» WHAT THE TASK ASKS
Look through the records that follow. Copy every line containing the word "text".
#### DATASET RECORDS ####
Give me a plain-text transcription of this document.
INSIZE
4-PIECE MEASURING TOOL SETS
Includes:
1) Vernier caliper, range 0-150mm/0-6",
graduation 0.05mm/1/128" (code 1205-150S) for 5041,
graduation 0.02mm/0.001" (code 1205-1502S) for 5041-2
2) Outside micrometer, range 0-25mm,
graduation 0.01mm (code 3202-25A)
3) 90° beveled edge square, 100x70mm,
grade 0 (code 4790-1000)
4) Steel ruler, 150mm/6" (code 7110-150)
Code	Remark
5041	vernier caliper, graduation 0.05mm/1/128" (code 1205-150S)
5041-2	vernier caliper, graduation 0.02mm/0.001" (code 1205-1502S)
####
#### DATASET RECORDS ####
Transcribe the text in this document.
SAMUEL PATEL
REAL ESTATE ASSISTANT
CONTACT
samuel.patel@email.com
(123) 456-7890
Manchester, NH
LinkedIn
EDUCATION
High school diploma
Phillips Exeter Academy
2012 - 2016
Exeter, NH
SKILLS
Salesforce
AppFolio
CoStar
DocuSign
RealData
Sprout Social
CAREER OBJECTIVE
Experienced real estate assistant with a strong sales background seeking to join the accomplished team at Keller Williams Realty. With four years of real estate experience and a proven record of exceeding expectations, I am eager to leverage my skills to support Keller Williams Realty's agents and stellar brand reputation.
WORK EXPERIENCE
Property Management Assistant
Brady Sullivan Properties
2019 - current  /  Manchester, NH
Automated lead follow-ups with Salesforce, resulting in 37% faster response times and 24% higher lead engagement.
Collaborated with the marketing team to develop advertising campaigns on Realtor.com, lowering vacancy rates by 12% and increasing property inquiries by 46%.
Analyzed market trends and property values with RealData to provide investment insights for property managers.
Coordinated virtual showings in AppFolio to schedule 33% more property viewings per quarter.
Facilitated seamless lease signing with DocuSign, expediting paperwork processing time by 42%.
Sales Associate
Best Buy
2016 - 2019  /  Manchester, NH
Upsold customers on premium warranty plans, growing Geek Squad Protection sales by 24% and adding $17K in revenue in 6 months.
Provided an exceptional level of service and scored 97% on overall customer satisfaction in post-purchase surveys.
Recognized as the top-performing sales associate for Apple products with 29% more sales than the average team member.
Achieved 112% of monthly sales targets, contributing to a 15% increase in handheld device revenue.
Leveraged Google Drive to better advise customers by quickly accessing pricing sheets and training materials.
####
» SOLUTION BELOW
Give me a plain-text transcription of this document.
Transcribe the text in this document.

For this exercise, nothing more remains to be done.